*Trecho para leitura:*
O texto afirma que 26 mil doses do imunizante de Oxford/AstraZeneca com prazo de validade expirado foram aplicadas em 1.532 municípios até o dia 19 de junho.

E destaca Maringá, “reduto eleitoral de Ricardo Barros”, como a “campeã” no uso, com mais de 3,5 mil doses vencidas aplicadas. “Na prática, é como se a pessoa não tivesse se vacinado”, alerta o texto.

Só que a manchete estava errada. Várias prefeituras, inclusive a de Maringá, começaram a publicar declarações contradizendo as informações da Folha, e logo o problema na apuração foi evidenciado, como explicam as notas do Observatório Covid-19 BR e da Rede Análise Covid-19.

Ocorre que a reportagem se baseou no cruzamento de dados de duas bases públicas – DataSUS e Sage – mas não checou o que encontrou. E o Observatório ressalta que a estrutura de dados no Brasil não permite dizer se houve aplicação de vacinas vencidas.

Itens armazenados
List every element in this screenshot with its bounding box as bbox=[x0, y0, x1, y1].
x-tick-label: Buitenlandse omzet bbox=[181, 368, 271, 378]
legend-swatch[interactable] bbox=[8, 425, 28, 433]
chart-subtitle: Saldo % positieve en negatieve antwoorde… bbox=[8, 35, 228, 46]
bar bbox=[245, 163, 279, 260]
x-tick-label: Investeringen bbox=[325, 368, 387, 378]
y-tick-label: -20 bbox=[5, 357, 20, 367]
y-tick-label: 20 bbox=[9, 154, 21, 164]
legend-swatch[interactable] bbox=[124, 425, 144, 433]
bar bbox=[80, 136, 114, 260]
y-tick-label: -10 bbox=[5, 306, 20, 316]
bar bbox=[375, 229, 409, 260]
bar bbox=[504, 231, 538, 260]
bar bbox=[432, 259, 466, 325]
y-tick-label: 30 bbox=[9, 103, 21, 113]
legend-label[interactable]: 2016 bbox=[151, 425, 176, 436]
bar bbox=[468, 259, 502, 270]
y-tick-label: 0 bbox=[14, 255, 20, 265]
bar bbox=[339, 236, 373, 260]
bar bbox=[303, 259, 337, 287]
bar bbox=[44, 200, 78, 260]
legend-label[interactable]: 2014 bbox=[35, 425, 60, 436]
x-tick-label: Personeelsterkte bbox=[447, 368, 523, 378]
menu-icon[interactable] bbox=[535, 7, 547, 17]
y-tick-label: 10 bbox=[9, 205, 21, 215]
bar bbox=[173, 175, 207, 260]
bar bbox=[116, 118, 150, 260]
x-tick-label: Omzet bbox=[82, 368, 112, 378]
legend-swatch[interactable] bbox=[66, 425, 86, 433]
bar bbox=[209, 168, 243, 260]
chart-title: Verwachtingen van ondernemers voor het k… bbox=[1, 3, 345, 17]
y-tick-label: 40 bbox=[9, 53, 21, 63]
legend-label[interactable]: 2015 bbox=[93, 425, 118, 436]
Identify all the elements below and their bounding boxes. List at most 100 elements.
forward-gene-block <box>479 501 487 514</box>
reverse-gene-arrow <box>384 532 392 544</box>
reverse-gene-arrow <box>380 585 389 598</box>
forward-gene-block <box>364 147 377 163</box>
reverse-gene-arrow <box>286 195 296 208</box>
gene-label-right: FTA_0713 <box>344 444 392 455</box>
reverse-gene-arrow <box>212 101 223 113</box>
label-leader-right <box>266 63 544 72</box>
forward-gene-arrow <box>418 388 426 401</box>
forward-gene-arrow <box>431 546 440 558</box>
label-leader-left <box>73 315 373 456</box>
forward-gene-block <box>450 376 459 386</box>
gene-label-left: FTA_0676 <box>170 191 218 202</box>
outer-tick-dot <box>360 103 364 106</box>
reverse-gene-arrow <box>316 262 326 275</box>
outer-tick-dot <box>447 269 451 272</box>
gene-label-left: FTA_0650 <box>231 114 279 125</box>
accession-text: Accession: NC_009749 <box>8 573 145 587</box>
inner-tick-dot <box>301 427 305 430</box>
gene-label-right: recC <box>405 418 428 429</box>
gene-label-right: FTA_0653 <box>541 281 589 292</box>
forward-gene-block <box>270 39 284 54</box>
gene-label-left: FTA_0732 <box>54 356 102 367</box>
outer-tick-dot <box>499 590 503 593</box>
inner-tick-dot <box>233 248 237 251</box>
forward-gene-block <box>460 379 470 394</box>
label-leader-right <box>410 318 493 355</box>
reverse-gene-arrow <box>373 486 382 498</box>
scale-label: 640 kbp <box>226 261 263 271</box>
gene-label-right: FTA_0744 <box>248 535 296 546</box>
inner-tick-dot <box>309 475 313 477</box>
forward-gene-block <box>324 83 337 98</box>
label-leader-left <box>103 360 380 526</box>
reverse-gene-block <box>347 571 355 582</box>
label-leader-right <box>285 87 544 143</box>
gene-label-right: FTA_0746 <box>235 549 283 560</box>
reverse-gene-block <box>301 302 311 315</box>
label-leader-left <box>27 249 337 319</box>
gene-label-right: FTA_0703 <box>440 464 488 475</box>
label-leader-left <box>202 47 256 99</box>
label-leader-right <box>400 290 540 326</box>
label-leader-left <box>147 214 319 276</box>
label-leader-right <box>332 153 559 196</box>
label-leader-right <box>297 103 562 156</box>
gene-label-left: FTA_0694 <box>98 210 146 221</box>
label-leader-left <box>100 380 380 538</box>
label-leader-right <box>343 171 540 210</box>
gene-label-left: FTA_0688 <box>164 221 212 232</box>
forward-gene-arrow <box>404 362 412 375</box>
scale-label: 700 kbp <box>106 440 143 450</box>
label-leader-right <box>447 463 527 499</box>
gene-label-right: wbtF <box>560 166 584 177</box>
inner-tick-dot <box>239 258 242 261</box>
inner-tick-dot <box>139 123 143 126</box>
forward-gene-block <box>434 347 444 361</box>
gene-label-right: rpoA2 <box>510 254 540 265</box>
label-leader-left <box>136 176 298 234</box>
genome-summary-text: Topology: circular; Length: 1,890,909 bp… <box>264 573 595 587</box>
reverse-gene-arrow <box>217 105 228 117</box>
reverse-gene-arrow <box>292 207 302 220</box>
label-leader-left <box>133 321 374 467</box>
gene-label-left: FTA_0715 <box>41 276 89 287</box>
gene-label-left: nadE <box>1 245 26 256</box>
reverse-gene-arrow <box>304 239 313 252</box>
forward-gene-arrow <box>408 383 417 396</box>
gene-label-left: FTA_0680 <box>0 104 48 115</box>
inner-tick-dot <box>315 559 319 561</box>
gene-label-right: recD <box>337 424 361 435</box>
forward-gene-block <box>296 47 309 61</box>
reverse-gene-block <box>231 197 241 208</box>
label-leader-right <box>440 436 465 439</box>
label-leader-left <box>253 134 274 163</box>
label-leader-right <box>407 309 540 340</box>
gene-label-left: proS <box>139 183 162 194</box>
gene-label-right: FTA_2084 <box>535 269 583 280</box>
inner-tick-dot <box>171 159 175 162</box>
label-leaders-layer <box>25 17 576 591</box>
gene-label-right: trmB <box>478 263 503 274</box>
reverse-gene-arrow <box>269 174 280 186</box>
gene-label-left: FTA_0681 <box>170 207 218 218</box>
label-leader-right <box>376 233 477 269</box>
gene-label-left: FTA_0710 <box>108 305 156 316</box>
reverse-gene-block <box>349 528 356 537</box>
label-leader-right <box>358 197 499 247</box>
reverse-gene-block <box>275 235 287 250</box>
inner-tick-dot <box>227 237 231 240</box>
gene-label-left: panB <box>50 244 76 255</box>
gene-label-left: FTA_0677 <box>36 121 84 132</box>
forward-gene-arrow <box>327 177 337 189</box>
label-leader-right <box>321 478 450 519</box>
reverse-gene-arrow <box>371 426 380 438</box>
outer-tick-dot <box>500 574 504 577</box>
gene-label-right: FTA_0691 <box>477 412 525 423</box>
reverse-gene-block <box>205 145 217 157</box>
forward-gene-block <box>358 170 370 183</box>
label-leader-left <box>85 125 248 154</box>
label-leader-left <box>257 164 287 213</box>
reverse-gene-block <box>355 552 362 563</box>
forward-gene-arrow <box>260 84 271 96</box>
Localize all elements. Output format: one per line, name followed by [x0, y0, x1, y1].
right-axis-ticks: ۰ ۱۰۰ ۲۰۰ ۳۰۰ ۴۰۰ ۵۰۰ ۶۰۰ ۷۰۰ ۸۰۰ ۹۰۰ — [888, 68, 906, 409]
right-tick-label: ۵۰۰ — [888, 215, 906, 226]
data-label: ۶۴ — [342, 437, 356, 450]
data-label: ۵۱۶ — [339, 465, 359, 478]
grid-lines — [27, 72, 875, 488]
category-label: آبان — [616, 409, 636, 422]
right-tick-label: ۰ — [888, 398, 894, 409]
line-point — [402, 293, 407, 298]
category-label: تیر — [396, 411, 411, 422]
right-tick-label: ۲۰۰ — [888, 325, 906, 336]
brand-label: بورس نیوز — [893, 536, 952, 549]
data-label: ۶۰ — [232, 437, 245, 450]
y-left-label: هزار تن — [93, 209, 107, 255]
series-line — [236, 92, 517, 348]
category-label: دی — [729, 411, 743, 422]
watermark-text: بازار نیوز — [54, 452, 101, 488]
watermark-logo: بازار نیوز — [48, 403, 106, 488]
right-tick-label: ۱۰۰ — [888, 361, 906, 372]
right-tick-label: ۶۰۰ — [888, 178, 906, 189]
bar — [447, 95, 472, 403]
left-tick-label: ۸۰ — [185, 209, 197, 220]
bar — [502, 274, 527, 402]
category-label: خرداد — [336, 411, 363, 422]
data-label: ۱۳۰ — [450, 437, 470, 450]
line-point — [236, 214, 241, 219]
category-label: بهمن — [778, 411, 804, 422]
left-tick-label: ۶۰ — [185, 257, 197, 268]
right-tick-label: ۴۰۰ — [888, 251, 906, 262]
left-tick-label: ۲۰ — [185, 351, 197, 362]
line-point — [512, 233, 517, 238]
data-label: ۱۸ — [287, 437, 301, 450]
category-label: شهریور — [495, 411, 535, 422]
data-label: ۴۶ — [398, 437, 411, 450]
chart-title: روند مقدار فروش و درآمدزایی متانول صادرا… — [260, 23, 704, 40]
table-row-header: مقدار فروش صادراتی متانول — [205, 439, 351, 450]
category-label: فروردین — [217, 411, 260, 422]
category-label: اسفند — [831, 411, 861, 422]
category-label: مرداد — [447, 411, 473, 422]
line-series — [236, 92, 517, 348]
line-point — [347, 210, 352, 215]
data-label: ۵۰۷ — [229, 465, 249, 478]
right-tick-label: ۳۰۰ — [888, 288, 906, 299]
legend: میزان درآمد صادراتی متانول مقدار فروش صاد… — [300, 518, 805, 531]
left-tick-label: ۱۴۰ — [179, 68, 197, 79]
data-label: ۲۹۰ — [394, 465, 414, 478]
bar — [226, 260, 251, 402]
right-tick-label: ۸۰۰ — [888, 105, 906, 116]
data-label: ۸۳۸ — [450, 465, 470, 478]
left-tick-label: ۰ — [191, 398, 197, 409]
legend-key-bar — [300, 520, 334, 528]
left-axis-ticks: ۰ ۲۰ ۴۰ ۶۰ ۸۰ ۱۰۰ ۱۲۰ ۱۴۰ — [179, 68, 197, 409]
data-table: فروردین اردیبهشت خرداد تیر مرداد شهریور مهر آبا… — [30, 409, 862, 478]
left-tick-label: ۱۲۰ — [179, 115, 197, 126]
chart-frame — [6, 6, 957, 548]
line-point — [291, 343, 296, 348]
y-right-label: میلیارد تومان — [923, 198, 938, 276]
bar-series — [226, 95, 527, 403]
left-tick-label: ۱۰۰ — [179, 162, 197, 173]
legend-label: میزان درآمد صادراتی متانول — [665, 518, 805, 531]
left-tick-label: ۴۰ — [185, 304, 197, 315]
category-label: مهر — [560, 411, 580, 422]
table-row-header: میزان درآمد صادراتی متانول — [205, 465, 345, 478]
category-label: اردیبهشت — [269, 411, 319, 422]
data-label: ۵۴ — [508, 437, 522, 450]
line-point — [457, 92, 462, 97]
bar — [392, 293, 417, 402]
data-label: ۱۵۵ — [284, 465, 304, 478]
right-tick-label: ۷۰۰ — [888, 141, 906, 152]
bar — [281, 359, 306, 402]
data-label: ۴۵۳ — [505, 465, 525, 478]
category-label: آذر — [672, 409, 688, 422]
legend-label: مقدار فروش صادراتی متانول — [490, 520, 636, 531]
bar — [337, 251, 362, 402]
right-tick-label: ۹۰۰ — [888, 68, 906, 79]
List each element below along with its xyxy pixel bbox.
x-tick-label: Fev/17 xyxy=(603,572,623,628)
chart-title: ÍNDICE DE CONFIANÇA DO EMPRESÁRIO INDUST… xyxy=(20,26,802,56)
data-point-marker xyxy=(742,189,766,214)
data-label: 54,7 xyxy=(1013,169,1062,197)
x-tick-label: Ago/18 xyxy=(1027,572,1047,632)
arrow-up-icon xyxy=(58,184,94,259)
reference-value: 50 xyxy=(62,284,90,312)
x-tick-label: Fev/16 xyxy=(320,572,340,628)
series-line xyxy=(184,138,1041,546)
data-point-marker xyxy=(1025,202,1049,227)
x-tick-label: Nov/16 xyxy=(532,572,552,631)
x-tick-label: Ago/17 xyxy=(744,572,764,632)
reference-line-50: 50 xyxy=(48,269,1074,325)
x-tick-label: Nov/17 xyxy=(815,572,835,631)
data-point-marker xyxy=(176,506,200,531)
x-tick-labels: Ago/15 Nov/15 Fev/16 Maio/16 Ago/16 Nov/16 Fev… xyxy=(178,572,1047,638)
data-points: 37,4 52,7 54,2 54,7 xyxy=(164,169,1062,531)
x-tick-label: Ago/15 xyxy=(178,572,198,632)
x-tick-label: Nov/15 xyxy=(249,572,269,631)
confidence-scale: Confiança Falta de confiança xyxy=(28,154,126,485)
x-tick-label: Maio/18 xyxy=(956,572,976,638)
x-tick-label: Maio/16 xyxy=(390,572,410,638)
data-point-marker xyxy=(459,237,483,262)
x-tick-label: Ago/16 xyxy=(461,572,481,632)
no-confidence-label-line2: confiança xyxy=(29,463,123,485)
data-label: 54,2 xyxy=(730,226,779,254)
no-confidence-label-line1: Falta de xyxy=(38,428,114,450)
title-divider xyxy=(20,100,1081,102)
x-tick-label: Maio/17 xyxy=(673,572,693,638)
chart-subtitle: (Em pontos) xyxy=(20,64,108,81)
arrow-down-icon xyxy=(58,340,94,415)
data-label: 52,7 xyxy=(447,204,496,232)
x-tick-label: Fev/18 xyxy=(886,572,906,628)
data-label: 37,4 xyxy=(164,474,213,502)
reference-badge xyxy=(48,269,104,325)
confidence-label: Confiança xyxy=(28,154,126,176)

*Tarefa a realizar:* Transcreva o texto sobre as doses vencidas entre "Só que a manchete estava" e "de vacinas vencidas.", inclusive, trocando "prefeituras" por "administrações municipais".

*Resultado da tarefa:*
Só que a manchete estava errada. Várias administrações municipais, inclusive a de Maringá, começaram a publicar declarações contradizendo as informações da Folha, e logo o problema na apuração foi evidenciado, como explicam as notas do Observatório Covid-19 BR e da Rede Análise Covid-19.

Ocorre que a reportagem se baseou no cruzamento de dados de duas bases públicas – DataSUS e Sage – mas não checou o que encontrou. E o Observatório ressalta que a estrutura de dados no Brasil não permite dizer se houve aplicação de vacinas vencidas.